Repeat exactly the lines from the line containing "What text is on this page?" through the last line of the records below, inclusive, and nothing else.

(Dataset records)
==========

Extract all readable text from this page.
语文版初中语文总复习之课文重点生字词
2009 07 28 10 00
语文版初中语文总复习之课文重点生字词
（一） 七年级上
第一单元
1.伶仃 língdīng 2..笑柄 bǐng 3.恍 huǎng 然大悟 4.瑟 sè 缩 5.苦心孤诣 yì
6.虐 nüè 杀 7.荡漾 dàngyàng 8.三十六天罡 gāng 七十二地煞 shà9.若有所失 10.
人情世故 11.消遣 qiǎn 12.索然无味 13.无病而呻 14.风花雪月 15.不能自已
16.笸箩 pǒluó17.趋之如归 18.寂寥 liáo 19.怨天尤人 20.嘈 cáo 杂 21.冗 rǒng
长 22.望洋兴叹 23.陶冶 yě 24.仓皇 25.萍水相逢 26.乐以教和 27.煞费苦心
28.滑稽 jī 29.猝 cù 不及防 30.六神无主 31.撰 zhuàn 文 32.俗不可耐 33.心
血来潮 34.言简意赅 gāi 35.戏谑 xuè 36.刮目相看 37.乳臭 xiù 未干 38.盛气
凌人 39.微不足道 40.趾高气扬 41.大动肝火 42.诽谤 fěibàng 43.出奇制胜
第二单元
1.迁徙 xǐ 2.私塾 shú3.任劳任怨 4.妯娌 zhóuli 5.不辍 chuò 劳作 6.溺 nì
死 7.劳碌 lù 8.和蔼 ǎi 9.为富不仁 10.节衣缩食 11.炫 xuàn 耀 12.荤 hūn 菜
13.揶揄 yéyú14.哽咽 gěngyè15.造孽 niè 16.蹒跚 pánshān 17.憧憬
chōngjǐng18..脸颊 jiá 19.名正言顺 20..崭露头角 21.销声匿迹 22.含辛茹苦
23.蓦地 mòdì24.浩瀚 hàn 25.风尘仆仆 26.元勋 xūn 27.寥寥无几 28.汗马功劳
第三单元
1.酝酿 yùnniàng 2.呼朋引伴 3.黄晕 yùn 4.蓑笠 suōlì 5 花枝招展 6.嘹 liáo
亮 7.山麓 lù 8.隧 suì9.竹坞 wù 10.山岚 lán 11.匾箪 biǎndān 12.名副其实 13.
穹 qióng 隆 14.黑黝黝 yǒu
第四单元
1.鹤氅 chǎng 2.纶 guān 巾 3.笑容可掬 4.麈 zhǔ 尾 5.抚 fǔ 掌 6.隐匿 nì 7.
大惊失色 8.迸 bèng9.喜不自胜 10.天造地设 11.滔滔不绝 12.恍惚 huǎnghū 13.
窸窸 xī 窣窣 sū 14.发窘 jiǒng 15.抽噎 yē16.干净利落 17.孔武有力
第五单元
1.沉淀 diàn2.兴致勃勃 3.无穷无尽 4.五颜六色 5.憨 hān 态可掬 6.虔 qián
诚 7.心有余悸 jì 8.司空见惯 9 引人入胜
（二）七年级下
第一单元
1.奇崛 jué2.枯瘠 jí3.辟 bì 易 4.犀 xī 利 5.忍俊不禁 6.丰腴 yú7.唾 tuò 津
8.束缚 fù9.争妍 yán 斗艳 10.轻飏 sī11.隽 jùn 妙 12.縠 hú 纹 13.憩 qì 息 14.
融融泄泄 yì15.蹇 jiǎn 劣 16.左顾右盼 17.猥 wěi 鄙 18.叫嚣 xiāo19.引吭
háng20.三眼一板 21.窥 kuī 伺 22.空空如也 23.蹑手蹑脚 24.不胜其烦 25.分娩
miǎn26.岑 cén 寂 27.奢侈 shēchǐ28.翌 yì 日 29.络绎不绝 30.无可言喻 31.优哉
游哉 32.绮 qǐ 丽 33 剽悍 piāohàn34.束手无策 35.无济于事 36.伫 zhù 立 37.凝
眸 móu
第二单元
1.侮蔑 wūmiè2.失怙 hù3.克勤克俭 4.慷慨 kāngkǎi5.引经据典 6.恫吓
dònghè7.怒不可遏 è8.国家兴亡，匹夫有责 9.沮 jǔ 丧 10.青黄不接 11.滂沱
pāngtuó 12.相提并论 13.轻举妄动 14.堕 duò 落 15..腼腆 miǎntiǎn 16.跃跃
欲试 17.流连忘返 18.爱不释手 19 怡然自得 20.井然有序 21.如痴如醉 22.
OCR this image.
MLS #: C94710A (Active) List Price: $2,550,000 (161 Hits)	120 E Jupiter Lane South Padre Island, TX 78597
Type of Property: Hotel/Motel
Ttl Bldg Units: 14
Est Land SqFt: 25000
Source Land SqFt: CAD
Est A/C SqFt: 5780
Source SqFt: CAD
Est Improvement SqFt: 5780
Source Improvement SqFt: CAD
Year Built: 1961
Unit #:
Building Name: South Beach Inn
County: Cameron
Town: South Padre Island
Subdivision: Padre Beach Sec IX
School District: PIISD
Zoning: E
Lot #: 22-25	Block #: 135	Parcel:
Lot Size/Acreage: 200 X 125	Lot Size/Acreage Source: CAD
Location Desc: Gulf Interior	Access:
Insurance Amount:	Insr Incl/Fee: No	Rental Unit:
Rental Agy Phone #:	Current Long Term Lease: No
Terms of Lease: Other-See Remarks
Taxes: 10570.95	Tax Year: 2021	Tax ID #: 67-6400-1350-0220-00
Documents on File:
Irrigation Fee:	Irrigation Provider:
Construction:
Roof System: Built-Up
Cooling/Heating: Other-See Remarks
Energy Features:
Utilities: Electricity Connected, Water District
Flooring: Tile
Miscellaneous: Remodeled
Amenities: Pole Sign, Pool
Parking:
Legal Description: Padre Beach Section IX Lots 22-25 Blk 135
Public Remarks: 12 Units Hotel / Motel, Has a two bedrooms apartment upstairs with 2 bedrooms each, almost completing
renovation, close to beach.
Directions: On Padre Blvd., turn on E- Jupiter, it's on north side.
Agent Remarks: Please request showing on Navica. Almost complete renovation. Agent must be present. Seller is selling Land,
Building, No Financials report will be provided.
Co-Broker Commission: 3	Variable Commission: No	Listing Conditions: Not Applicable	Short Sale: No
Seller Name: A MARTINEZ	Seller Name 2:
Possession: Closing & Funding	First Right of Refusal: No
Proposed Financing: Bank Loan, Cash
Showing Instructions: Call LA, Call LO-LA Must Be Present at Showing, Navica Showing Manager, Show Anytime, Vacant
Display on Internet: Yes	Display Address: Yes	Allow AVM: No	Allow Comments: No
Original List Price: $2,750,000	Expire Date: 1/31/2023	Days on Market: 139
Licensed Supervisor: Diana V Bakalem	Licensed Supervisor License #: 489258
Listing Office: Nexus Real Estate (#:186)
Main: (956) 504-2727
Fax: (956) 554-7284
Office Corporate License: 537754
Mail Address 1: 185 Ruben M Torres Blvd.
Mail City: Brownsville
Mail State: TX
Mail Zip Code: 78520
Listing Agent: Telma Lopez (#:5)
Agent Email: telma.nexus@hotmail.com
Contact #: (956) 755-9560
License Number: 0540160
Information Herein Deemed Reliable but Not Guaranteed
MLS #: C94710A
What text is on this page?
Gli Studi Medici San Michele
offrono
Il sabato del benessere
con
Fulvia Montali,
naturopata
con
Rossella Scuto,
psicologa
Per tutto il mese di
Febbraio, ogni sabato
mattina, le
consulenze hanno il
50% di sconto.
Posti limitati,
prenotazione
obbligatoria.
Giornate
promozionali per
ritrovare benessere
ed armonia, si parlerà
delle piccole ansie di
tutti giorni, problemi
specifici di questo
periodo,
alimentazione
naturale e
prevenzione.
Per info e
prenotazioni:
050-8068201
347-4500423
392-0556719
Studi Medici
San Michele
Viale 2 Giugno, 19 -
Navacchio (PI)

==========

## FULL OUTPUT
What text is on this page?
Gli Studi Medici San Michele
offrono
Il sabato del benessere
con
Fulvia Montali,
naturopata
con
Rossella Scuto,
psicologa
Per tutto il mese di
Febbraio, ogni sabato
mattina, le
consulenze hanno il
50% di sconto.
Posti limitati,
prenotazione
obbligatoria.
Giornate
promozionali per
ritrovare benessere
ed armonia, si parlerà
delle piccole ansie di
tutti giorni, problemi
specifici di questo
periodo,
alimentazione
naturale e
prevenzione.
Per info e
prenotazioni:
050-8068201
347-4500423
392-0556719
Studi Medici
San Michele
Viale 2 Giugno, 19 -
Navacchio (PI)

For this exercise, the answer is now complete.